== Set exercise ==
Whenever a line contains the string "Registry", copy it out of the entries.
● ● ● ● ● ● ●
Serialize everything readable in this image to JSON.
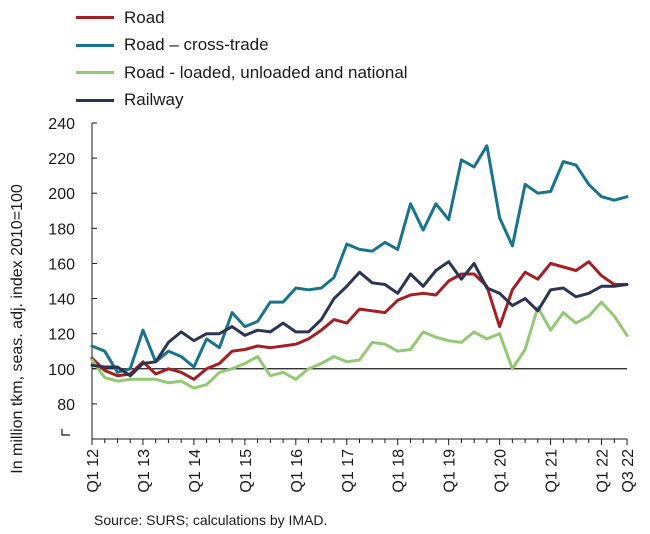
{
  "chart_data": {
    "type": "line",
    "ylabel": "In million tkm, seas. adj. index 2010=100",
    "ylim": [
      60,
      240
    ],
    "yticks": [
      80,
      100,
      120,
      140,
      160,
      180,
      200,
      220,
      240
    ],
    "reference_line": 100,
    "grid": false,
    "legend_position": "top-left",
    "x": [
      "Q1 12",
      "Q2 12",
      "Q3 12",
      "Q4 12",
      "Q1 13",
      "Q2 13",
      "Q3 13",
      "Q4 13",
      "Q1 14",
      "Q2 14",
      "Q3 14",
      "Q4 14",
      "Q1 15",
      "Q2 15",
      "Q3 15",
      "Q4 15",
      "Q1 16",
      "Q2 16",
      "Q3 16",
      "Q4 16",
      "Q1 17",
      "Q2 17",
      "Q3 17",
      "Q4 17",
      "Q1 18",
      "Q2 18",
      "Q3 18",
      "Q4 18",
      "Q1 19",
      "Q2 19",
      "Q3 19",
      "Q4 19",
      "Q1 20",
      "Q2 20",
      "Q3 20",
      "Q4 20",
      "Q1 21",
      "Q2 21",
      "Q3 21",
      "Q4 21",
      "Q1 22",
      "Q2 22",
      "Q3 22"
    ],
    "xtick_labels": [
      "Q1 12",
      "Q1 13",
      "Q1 14",
      "Q1 15",
      "Q1 16",
      "Q1 17",
      "Q1 18",
      "Q1 19",
      "Q1 20",
      "Q1 21",
      "Q1 22",
      "Q3 22"
    ],
    "series": [
      {
        "name": "Road",
        "color": "#a41e22",
        "values": [
          106,
          99,
          96,
          97,
          104,
          97,
          100,
          98,
          94,
          100,
          103,
          110,
          111,
          113,
          112,
          113,
          114,
          117,
          122,
          128,
          126,
          134,
          133,
          132,
          139,
          142,
          143,
          142,
          150,
          154,
          154,
          147,
          124,
          145,
          155,
          151,
          160,
          158,
          156,
          161,
          153,
          148,
          148
        ]
      },
      {
        "name": "Road – cross-trade",
        "color": "#17748a",
        "values": [
          113,
          110,
          98,
          100,
          122,
          104,
          110,
          107,
          101,
          117,
          112,
          132,
          124,
          127,
          138,
          138,
          146,
          145,
          146,
          152,
          171,
          168,
          167,
          172,
          168,
          194,
          179,
          194,
          185,
          219,
          215,
          227,
          186,
          170,
          205,
          200,
          201,
          218,
          216,
          205,
          198,
          196,
          198
        ]
      },
      {
        "name": "Road - loaded, unloaded and national",
        "color": "#94c973",
        "values": [
          105,
          95,
          93,
          94,
          94,
          94,
          92,
          93,
          89,
          91,
          98,
          100,
          103,
          107,
          96,
          98,
          94,
          100,
          103,
          107,
          104,
          105,
          115,
          114,
          110,
          111,
          121,
          118,
          116,
          115,
          121,
          117,
          120,
          100,
          111,
          135,
          122,
          132,
          126,
          130,
          138,
          130,
          119
        ]
      },
      {
        "name": "Railway",
        "color": "#2c3454",
        "values": [
          102,
          101,
          101,
          96,
          103,
          104,
          115,
          121,
          116,
          120,
          120,
          124,
          119,
          122,
          121,
          126,
          121,
          121,
          128,
          140,
          147,
          155,
          149,
          148,
          143,
          154,
          147,
          156,
          161,
          151,
          160,
          146,
          143,
          136,
          140,
          133,
          145,
          146,
          141,
          143,
          147,
          147,
          148
        ]
      }
    ]
  },
  "source": "Source: SURS; calculations by IMAD."
}
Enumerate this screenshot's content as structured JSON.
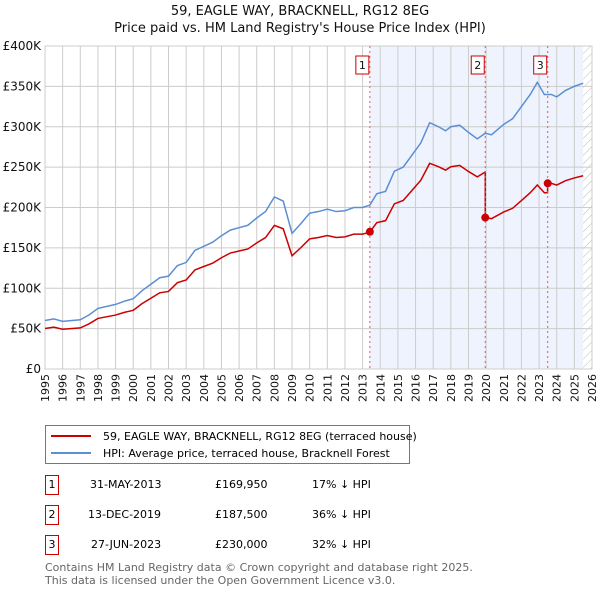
{
  "chart_data": {
    "type": "line",
    "title": "59, EAGLE WAY, BRACKNELL, RG12 8EG",
    "subtitle": "Price paid vs. HM Land Registry's House Price Index (HPI)",
    "xlim": [
      1995,
      2026
    ],
    "ylim": [
      0,
      400000
    ],
    "y_ticks": [
      {
        "v": 0,
        "label": "£0"
      },
      {
        "v": 50000,
        "label": "£50K"
      },
      {
        "v": 100000,
        "label": "£100K"
      },
      {
        "v": 150000,
        "label": "£150K"
      },
      {
        "v": 200000,
        "label": "£200K"
      },
      {
        "v": 250000,
        "label": "£250K"
      },
      {
        "v": 300000,
        "label": "£300K"
      },
      {
        "v": 350000,
        "label": "£350K"
      },
      {
        "v": 400000,
        "label": "£400K"
      }
    ],
    "x_ticks": [
      "1995",
      "1996",
      "1997",
      "1998",
      "1999",
      "2000",
      "2001",
      "2002",
      "2003",
      "2004",
      "2005",
      "2006",
      "2007",
      "2008",
      "2009",
      "2010",
      "2011",
      "2012",
      "2013",
      "2014",
      "2015",
      "2016",
      "2017",
      "2018",
      "2019",
      "2020",
      "2021",
      "2022",
      "2023",
      "2024",
      "2025",
      "2026"
    ],
    "grid": true,
    "shaded_from": 2013.41,
    "forecast_from": 2025.5,
    "colors": {
      "property": "#cc0000",
      "hpi": "#5b8fd4",
      "shade": "#eef3fd"
    },
    "hpi": {
      "x": [
        1995,
        1995.5,
        1996,
        1997,
        1997.5,
        1998,
        1999,
        1999.5,
        2000,
        2000.5,
        2001,
        2001.5,
        2002,
        2002.5,
        2003,
        2003.5,
        2004,
        2004.5,
        2005,
        2005.5,
        2006,
        2006.5,
        2007,
        2007.5,
        2008,
        2008.5,
        2009,
        2009.5,
        2010,
        2010.5,
        2011,
        2011.5,
        2012,
        2012.5,
        2013,
        2013.41,
        2013.8,
        2014.3,
        2014.8,
        2015.3,
        2015.8,
        2016.3,
        2016.8,
        2017.3,
        2017.7,
        2018,
        2018.5,
        2019,
        2019.5,
        2019.95,
        2020.3,
        2021,
        2021.5,
        2022,
        2022.5,
        2022.9,
        2023.3,
        2023.7,
        2024,
        2024.5,
        2025,
        2025.5
      ],
      "y": [
        60000,
        62000,
        59000,
        61000,
        67000,
        75000,
        80000,
        84000,
        87000,
        97000,
        105000,
        113000,
        115000,
        128000,
        132000,
        147000,
        152000,
        157000,
        165000,
        172000,
        175000,
        178000,
        187000,
        195000,
        213000,
        208000,
        168000,
        180000,
        193000,
        195000,
        198000,
        195000,
        196000,
        200000,
        200000,
        203000,
        217000,
        220000,
        245000,
        250000,
        265000,
        280000,
        305000,
        300000,
        295000,
        300000,
        302000,
        293000,
        285000,
        292000,
        290000,
        303000,
        310000,
        325000,
        340000,
        355000,
        340000,
        340000,
        337000,
        345000,
        350000,
        354000
      ]
    },
    "property_series": {
      "name": "59, EAGLE WAY, BRACKNELL, RG12 8EG (terraced house)",
      "factors": [
        {
          "until": 2019.95,
          "f": 0.835
        },
        {
          "until": 2023.49,
          "f": 0.642
        },
        {
          "until": 2026,
          "f": 0.676
        }
      ]
    },
    "sales": [
      {
        "n": "1",
        "x": 2013.41,
        "y": 169950
      },
      {
        "n": "2",
        "x": 2019.95,
        "y": 187500
      },
      {
        "n": "3",
        "x": 2023.49,
        "y": 230000
      }
    ]
  },
  "legend": {
    "property": "59, EAGLE WAY, BRACKNELL, RG12 8EG (terraced house)",
    "hpi": "HPI: Average price, terraced house, Bracknell Forest"
  },
  "transactions": [
    {
      "n": "1",
      "date": "31-MAY-2013",
      "price": "£169,950",
      "diff": "17% ↓ HPI"
    },
    {
      "n": "2",
      "date": "13-DEC-2019",
      "price": "£187,500",
      "diff": "36% ↓ HPI"
    },
    {
      "n": "3",
      "date": "27-JUN-2023",
      "price": "£230,000",
      "diff": "32% ↓ HPI"
    }
  ],
  "footer": {
    "line1": "Contains HM Land Registry data © Crown copyright and database right 2025.",
    "line2": "This data is licensed under the Open Government Licence v3.0."
  }
}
● ● ● ● ● ● ●
== Final result ==
    "subtitle": "Price paid vs. HM Land Registry's House Price Index (HPI)",
    "line1": "Contains HM Land Registry data © Crown copyright and database right 2025.",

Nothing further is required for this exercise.